**Directions**
[1] From the adoption book descriptions, extract the passage that begins at the words "Adoption Deception: A" and stops after the words "provide invaluable insights.".
[2] According to the adoption book descriptions, how many real life stories does The Adoption Experience contain, and in how many chapters?

**Text for analysis**
Adoption at the Movies: A Year of Adoption-Friendly Movie Nights to Get Your Family Talking

by Rita L. Soronen Addison Cooper

Get your family talking about adoption with the ultimate collection of films to help the whole family to explore their feelings in a fun and safe way. With a film for each week of the year, Addison Cooper has compiled the best movies, new and old, for family-friendly viewing. Among those featured are Finding Dory, Frozen, Paddington, Teenage Mutant Ninja Turtles, Kung Fu Panda, Star Wars, Divergent, The Blind Side and I am Sam. Carefully selected, the movies included will help families to comfortably talk about important adoption-related topics. They are accompanied by descriptions of the themes and ideas to get the conversations started. Helping all members of the family to explore both the pain and joy of adoption, they cover a range of issues which can arise such as culture, identity, control, and reunification. With something for everyone - from kids, to teens, to grown-ups - this is a must-have for all adoptive families.

Adoption Deception: A Personal and Professional Journey

by Penny Mackieson

Have you ever wondered how it might feel to have been adopted in Australia during the pre-1980s era in which vulnerable young mothers were coerced into relinquishing their babies? How it might feel to have grown up, become a social worker and worked with vulnerable children and families? This book provides answers to those difficult questions. Adoption Deception presents the personal and professional reflections of Penny Mackieson, an Australian adoptee and social worker, on issues associated with adoption - many of which are shared with donor conception and surrogacy. For anyone with an experience of or interest in adoption, whether personal or professional, who is open to perspectives other than those selectively portrayed by populist mainstream media, this book will provide invaluable insights.

The Adoption Experience

by Ann Morris

This is a book of real life stories of adopters which takes the reader through every stage of the adoption process starting with the moment when they decide that adoption is the right option for them to the stories of adoptees brought up by adoptive parents. In between, the book looks at all the different types of adoption that are carried out by all sorts of families from all sorts of children of every race and age and with every kind of problem. They range from babies who are only days old when they are taken into an adoptive family to teenagers with a multitude of psychological and physical problems. The book looks at both the success and failure of these adoptions. Its aim is to inform and enlighten professionals, adopters, potential adopters and all those whose lives have in some way been touched by adoption or want to know more about it. In 15 chapters it includes more than 70 real life stories which are all told from the heart sometimes in a moment of crisis and sometimes at a time of joy. They are not analysed, they are true stories about how it feels to be at the centre of adoption. All the stories, which have been recounted over the past 10 years, are reflective of adoption today in Britain. The book also includes a chapter on the legal aspects of adoption and a further chapter of useful information and addresses.

**Given records**
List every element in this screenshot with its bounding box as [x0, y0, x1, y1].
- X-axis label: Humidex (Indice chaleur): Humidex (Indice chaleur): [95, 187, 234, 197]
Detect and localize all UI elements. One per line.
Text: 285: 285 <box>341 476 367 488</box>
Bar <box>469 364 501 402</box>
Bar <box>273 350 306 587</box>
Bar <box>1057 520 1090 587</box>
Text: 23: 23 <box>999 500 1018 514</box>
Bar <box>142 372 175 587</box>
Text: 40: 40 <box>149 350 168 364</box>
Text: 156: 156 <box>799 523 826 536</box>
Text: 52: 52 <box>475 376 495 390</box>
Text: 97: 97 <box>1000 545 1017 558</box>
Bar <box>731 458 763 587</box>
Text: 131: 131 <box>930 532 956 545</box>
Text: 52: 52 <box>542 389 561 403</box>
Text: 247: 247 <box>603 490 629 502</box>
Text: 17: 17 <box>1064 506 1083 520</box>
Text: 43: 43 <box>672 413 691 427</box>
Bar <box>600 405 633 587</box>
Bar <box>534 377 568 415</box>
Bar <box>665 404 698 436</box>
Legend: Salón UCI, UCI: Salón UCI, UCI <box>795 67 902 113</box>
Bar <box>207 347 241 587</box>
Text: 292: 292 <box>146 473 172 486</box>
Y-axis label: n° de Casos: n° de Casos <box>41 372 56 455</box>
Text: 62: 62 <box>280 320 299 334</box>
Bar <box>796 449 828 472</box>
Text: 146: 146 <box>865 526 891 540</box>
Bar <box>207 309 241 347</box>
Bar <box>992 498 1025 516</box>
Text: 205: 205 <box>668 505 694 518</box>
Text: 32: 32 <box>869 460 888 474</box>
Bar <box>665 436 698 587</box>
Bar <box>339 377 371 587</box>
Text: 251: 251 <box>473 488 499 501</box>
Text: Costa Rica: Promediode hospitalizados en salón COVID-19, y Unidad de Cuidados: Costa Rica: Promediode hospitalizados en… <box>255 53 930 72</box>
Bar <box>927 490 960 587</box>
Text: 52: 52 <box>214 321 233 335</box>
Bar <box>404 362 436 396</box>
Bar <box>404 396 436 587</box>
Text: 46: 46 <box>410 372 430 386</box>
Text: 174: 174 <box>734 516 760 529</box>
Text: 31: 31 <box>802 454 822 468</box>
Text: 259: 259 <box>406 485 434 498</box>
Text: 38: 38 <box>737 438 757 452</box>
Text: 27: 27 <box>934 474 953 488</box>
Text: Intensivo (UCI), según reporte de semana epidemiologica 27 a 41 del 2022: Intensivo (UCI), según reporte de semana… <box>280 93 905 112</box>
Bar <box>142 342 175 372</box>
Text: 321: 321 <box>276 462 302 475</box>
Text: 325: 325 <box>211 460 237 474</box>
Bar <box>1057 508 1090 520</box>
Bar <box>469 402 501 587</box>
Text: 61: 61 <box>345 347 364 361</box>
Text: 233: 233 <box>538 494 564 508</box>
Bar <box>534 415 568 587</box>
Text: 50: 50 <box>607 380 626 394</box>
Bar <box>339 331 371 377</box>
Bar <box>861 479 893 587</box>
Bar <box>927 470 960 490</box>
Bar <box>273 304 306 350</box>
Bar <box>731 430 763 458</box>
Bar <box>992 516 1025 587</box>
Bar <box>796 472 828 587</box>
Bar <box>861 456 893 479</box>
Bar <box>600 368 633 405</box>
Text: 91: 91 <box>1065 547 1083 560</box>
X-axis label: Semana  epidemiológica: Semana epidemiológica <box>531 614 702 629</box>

**Responses to the exercise**
[1]
Adoption Deception: A Personal and Professional Journey

by Penny Mackieson

Have you ever wondered how it might feel to have been adopted in Australia during the pre-1980s era in which vulnerable young mothers were coerced into relinquishing their babies? How it might feel to have grown up, become a social worker and worked with vulnerable children and families? This book provides answers to those difficult questions. Adoption Deception presents the personal and professional reflections of Penny Mackieson, an Australian adoptee and social worker, on issues associated with adoption - many of which are shared with donor conception and surrogacy. For anyone with an experience of or interest in adoption, whether personal or professional, who is open to perspectives other than those selectively portrayed by populist mainstream media, this book will provide invaluable insights.

[2] It contains more than 70 real life stories in 15 chapters.